- _SET TASK 1_
In the FILE_READLINK documentation, write out the passage from "IF (path NE" up to and including "RETURN, FILE_EXPAND_PATH(savepath)".
- _SET TASK 2_
According to the FILE_READLINK documentation, which directory under macOS is actually a symbolic link?

The FILE_READLINK function returns the path pointed to by UNIX symbolic links.

Examples


Under macOS, the /etc directory is actually a symbolic link. The following statement reads it and returns the location to which the link points:

path = FILE_READLINK('/etc')

It is possible to have chains of symbolic links, each pointing to another. The following function uses FILE_READLINK to iteratively translate such links until it finds the actual file:

FUNCTION RESOLVE_SYMLINK, path
  savepath = path      ; Remember last successful translation
  WHILE (path NE '') DO BEGIN
    path = FILE_READLINK(path, /ALLOW_NONEXISTENT, $       /ALLOW_NONSYMLINK)
    IF (path NE '') THEN BEGIN
      ; If returned path is not absolute, use it to replace the
      ; last path segment of the previous path.
      IF (STRMID(path, 0, 1) NE '/') THEN BEGIN
        last = STRPOS(savepath, '/', /REVERSE_SEARCH)
        IF (last NE -1) THEN path = STRMID(savepath, 0, last) $
          + '/' + path
      ENDIF
      savepath = path
    ENDIF
  ENDWHILE
  ; FILE_EXPAND_PATH removes redundant things like /./ from
  ; the result.
  RETURN, FILE_EXPAND_PATH(savepath)

- _DATA SEGMENT_
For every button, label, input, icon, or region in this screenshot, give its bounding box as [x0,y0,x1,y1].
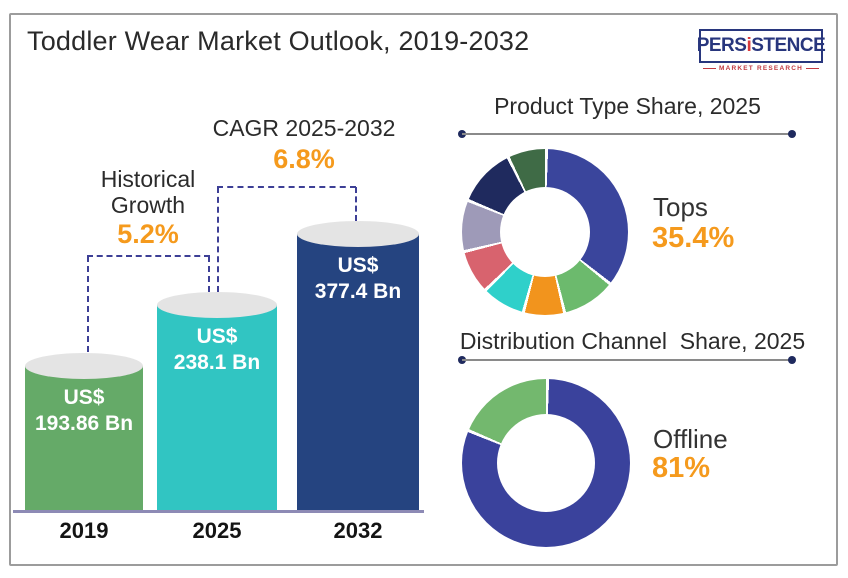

- _RIGHT ANSWER 1_
IF (path NE '') THEN BEGIN
      ; If returned path is not absolute, use it to replace the
      ; last path segment of the previous path.
      IF (STRMID(path, 0, 1) NE '/') THEN BEGIN
        last = STRPOS(savepath, '/', /REVERSE_SEARCH)
        IF (last NE -1) THEN path = STRMID(savepath, 0, last) $
          + '/' + path
      ENDIF
      savepath = path
    ENDIF
  ENDWHILE
  ; FILE_EXPAND_PATH removes redundant things like /./ from
  ; the result.
  RETURN, FILE_EXPAND_PATH(savepath)

- _RIGHT ANSWER 2_
The /etc directory.